### What you are asked to do
Work out how many lines in the entries contain the string "empathise", and give nothing but that number.

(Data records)
=-=-=-=-=
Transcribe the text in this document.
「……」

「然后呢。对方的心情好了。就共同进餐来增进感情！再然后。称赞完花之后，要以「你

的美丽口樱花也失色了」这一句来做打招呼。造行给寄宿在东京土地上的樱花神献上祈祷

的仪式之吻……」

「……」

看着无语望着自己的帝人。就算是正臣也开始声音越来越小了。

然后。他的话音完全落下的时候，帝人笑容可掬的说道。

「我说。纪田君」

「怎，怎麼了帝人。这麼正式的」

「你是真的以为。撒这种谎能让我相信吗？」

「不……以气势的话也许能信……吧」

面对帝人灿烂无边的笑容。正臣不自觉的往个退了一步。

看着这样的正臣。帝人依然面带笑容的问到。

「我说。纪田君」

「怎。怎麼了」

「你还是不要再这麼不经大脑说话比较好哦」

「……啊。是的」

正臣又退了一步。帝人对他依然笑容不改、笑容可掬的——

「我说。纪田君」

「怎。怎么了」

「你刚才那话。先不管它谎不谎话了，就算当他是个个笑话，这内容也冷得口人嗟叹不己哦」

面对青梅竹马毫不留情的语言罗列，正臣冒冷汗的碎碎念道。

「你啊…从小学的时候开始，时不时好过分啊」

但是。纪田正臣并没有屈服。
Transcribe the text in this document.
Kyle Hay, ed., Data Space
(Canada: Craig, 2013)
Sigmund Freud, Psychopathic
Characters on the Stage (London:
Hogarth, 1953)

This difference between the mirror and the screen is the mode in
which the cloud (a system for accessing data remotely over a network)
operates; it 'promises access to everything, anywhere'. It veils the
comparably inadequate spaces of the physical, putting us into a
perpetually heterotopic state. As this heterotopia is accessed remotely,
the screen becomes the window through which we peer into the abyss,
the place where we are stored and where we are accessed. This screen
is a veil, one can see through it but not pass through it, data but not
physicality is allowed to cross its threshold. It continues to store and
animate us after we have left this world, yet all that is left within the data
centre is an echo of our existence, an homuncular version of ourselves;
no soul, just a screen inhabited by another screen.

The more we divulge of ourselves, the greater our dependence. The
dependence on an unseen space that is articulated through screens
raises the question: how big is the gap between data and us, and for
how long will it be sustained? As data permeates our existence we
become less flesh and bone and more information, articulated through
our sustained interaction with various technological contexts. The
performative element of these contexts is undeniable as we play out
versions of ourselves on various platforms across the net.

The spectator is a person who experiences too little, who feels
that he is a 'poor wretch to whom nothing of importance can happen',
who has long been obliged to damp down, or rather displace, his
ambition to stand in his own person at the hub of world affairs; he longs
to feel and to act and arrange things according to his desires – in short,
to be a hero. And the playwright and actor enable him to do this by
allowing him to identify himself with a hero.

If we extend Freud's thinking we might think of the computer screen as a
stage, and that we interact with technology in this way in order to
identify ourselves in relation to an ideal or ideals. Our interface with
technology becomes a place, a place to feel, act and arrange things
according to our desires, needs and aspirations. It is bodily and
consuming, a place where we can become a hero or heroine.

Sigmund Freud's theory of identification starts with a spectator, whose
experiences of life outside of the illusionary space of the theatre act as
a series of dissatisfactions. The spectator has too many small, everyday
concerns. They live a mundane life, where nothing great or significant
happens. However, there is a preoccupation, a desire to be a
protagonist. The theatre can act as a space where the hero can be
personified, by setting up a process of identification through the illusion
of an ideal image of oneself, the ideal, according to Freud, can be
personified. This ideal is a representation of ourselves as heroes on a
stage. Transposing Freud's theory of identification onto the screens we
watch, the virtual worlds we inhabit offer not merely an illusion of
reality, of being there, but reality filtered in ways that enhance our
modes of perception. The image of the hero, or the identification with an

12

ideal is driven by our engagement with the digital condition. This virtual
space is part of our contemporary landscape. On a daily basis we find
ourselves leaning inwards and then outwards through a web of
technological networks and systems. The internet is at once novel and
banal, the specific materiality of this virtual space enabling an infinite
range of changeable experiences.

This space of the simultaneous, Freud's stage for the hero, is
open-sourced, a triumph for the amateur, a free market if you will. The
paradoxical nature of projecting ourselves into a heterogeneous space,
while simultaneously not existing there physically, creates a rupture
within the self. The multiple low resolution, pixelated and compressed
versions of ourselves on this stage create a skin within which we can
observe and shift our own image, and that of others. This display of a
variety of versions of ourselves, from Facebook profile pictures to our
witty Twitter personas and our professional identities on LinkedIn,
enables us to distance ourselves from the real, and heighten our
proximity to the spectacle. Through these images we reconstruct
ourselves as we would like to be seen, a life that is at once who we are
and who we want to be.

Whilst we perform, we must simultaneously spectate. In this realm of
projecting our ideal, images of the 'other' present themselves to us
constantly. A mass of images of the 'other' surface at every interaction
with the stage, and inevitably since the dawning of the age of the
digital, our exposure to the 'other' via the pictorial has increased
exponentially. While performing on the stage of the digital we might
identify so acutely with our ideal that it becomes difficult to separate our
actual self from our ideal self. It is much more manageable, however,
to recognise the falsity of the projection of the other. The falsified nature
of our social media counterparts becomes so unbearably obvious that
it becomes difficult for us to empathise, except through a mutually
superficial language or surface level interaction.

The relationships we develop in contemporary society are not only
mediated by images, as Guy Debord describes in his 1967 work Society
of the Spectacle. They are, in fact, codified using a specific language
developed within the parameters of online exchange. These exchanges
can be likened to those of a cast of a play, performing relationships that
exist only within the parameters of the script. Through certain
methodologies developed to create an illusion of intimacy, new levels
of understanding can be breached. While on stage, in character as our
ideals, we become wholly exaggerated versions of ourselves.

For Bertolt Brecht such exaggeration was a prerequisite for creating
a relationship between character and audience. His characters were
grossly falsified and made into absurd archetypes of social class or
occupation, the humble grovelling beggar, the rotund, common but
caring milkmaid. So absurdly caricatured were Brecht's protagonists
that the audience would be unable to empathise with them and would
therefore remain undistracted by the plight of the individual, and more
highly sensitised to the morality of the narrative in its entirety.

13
=-=-=-=-=
### Written response
2